Goal of the exercise: Find the string "selector" in the data, then copy every line where it is found.

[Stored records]
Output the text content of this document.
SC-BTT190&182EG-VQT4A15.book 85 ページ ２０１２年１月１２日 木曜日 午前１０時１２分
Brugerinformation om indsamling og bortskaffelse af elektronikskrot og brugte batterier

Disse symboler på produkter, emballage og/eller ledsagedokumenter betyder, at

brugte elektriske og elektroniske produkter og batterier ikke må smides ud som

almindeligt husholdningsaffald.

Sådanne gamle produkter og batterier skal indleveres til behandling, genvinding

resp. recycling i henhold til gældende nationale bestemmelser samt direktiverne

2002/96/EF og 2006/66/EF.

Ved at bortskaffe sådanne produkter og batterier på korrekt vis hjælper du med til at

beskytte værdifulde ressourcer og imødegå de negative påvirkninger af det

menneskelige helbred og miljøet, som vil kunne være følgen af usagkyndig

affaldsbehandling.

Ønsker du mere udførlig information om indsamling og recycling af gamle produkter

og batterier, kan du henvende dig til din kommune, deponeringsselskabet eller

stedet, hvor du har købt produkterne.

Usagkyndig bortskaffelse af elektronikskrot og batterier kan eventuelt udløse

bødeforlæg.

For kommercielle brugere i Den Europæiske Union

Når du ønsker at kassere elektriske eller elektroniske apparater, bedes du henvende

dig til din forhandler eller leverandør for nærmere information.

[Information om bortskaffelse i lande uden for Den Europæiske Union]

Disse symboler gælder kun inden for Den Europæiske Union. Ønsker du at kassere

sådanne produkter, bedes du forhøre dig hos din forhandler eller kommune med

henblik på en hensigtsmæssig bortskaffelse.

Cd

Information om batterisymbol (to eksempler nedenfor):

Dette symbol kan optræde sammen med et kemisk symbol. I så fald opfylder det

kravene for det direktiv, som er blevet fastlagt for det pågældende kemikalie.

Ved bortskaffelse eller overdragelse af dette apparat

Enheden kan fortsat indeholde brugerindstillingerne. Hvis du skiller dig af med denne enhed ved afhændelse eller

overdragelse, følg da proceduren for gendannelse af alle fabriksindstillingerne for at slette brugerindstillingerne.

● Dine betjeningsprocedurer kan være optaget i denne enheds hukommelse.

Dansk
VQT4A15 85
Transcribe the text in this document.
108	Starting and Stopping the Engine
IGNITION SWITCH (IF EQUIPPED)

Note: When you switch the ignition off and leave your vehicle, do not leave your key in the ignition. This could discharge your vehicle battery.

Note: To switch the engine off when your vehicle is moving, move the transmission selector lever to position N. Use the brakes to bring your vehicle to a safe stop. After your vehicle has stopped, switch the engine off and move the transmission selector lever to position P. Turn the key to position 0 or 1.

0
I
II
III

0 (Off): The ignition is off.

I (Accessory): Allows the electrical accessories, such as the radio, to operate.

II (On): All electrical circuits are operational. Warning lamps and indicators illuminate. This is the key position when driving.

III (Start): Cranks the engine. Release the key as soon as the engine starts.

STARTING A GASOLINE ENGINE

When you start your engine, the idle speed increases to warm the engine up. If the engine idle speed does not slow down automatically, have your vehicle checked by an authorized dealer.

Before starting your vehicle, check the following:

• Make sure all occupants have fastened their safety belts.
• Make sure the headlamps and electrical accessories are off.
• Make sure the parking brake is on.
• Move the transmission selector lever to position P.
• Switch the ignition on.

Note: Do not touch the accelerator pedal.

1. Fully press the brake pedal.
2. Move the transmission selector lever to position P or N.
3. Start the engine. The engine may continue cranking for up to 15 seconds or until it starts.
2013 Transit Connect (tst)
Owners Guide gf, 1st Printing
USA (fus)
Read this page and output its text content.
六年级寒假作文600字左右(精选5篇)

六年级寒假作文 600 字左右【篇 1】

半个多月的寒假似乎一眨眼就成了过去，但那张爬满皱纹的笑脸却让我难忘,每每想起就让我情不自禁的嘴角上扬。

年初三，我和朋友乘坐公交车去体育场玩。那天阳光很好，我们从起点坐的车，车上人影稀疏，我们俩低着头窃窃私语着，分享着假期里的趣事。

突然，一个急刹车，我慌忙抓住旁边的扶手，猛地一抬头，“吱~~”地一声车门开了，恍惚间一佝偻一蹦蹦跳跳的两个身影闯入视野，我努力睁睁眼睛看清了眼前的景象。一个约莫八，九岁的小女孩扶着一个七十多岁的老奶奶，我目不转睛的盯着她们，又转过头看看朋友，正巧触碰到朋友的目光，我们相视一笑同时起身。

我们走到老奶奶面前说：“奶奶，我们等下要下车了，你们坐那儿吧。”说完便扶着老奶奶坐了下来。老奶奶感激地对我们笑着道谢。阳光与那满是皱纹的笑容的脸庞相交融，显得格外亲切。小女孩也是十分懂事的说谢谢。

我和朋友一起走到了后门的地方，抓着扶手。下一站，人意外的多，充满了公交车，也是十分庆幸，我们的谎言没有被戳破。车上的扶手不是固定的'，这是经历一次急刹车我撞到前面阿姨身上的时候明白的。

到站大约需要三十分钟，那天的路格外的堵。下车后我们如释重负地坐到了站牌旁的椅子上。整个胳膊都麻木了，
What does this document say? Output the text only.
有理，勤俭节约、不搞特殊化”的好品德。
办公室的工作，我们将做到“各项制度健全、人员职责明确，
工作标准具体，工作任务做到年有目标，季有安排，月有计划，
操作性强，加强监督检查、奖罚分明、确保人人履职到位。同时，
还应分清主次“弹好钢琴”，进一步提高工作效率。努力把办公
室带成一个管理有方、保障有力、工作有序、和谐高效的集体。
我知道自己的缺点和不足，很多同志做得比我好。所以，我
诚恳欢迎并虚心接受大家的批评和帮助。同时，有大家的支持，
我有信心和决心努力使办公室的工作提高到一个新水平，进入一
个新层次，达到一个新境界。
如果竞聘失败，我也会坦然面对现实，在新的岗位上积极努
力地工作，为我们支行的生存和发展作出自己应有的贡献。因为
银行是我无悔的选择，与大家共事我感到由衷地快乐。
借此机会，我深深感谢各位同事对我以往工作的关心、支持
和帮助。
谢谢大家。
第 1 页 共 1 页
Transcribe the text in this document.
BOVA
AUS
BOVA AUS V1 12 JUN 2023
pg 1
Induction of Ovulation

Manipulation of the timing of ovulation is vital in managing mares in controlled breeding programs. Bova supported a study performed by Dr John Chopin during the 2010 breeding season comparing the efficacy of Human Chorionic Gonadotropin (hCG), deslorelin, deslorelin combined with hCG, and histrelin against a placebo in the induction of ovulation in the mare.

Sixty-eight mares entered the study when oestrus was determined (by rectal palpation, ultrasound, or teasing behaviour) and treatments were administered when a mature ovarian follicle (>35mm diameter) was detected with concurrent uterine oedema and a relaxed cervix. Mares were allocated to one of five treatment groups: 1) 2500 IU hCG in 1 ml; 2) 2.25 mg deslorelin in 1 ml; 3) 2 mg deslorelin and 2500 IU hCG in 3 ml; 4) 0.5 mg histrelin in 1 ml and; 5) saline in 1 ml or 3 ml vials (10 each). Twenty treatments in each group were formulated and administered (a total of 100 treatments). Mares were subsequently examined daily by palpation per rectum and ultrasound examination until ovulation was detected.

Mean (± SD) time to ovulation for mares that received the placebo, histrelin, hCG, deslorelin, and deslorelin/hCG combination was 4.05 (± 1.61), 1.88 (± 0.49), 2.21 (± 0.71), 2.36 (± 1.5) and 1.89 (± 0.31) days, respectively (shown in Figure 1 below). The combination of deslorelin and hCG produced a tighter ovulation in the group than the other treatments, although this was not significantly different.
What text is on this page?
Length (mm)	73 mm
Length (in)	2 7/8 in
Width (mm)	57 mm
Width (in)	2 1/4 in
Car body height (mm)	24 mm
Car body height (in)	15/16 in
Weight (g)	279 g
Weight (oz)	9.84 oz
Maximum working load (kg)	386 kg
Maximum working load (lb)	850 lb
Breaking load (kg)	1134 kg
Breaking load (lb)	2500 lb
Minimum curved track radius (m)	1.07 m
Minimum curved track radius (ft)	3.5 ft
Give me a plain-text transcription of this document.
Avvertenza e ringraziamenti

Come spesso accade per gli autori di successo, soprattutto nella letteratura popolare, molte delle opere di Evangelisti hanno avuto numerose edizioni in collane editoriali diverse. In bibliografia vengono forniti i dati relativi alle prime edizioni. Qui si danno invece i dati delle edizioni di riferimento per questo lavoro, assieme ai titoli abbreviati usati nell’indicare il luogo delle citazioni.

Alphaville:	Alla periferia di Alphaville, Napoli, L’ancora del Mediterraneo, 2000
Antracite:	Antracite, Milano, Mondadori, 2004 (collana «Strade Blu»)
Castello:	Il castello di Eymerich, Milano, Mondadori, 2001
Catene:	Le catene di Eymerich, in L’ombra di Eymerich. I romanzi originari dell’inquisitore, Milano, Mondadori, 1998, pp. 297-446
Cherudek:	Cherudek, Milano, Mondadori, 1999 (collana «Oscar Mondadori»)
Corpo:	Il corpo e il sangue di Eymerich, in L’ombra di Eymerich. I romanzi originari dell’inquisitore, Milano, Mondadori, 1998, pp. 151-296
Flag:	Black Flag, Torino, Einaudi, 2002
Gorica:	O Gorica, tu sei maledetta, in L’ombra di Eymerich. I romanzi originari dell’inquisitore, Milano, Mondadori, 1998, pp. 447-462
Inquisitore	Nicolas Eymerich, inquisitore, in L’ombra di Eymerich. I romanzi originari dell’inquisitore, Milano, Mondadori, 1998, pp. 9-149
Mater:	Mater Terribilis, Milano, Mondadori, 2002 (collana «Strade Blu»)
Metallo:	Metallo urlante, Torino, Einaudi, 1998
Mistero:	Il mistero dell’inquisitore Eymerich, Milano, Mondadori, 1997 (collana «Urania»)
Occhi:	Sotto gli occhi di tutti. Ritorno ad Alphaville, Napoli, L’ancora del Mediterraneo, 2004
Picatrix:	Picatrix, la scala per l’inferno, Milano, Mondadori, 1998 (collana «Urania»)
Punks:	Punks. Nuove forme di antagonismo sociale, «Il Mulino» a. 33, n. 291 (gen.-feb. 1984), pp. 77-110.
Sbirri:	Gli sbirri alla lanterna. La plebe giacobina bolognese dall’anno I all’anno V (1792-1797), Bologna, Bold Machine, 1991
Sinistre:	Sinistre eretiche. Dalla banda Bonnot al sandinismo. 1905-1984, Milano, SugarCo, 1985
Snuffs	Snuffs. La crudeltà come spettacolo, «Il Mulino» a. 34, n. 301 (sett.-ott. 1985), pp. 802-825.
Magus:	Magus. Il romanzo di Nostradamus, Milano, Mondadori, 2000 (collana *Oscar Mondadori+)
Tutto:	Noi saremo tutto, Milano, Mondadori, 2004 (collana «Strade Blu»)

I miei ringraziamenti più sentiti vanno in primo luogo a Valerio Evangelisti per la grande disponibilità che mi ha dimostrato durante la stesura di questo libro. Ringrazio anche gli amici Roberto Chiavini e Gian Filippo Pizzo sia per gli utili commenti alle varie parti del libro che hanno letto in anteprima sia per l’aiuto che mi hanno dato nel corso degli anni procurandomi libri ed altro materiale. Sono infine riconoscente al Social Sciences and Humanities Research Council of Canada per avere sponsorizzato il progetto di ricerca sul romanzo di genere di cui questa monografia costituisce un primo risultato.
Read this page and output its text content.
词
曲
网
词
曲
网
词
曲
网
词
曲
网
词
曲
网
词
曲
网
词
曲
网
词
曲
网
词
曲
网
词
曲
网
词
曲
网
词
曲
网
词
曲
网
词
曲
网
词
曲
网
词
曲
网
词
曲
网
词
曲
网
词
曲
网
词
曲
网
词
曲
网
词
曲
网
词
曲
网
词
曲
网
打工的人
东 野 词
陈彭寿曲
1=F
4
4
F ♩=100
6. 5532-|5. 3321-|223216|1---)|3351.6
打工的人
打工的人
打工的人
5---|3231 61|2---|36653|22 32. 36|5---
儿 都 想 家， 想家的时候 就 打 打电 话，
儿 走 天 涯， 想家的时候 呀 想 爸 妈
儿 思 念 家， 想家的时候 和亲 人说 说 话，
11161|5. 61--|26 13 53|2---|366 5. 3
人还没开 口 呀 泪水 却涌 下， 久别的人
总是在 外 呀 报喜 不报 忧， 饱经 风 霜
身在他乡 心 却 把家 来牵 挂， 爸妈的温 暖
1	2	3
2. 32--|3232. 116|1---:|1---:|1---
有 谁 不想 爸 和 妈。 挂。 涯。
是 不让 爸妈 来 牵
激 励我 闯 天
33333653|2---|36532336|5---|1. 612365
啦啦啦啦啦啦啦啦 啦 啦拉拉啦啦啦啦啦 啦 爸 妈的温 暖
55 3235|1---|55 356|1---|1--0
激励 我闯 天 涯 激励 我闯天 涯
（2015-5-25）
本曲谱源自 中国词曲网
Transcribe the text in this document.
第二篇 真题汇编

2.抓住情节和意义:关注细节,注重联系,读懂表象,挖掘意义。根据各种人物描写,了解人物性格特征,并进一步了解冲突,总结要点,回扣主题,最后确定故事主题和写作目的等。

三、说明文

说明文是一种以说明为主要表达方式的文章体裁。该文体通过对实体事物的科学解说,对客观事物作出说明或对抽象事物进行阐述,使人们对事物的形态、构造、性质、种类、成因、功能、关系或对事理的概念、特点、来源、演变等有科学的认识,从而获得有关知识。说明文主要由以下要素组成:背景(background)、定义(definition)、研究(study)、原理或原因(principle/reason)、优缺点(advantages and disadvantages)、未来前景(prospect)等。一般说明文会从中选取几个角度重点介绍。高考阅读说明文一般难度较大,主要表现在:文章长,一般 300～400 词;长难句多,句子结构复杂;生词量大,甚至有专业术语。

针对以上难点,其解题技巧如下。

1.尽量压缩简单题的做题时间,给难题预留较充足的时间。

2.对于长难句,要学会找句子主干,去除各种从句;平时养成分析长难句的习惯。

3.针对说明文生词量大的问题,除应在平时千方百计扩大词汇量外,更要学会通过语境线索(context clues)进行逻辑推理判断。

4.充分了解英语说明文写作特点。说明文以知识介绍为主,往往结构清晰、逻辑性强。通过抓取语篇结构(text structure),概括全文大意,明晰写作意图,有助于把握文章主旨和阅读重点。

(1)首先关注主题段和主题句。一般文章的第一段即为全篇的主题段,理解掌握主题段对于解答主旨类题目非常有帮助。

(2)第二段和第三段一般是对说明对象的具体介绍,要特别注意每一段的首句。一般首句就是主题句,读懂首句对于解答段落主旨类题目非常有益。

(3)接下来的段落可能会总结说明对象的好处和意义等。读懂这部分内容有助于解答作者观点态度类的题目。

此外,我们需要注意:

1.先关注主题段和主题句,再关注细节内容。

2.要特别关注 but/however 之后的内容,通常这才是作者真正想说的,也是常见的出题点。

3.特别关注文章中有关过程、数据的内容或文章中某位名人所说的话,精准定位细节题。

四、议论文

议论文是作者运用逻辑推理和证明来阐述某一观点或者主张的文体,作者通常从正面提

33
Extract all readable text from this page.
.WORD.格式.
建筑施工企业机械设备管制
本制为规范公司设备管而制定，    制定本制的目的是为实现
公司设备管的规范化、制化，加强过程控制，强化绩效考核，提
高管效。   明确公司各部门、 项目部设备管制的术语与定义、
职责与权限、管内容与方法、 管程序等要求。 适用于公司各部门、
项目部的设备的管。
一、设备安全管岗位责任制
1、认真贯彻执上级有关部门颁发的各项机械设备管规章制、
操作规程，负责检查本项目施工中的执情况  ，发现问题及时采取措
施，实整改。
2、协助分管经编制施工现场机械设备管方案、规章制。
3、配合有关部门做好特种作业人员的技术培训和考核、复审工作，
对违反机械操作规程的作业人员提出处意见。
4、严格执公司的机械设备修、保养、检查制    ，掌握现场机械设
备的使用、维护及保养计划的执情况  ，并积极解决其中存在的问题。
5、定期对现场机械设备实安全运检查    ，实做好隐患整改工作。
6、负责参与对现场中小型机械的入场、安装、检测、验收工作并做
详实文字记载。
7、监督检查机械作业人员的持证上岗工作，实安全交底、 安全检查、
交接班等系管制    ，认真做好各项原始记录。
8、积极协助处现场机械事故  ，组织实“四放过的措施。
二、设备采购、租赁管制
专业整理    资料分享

Correct output:
Note: To switch the engine off when your vehicle is moving, move the transmission selector lever to position N. Use the brakes to bring your vehicle to a safe stop. After your vehicle has stopped, switch the engine off and move the transmission selector lever to position P. Turn the key to position 0 or 1.
• Move the transmission selector lever to position P.
2. Move the transmission selector lever to position P or N.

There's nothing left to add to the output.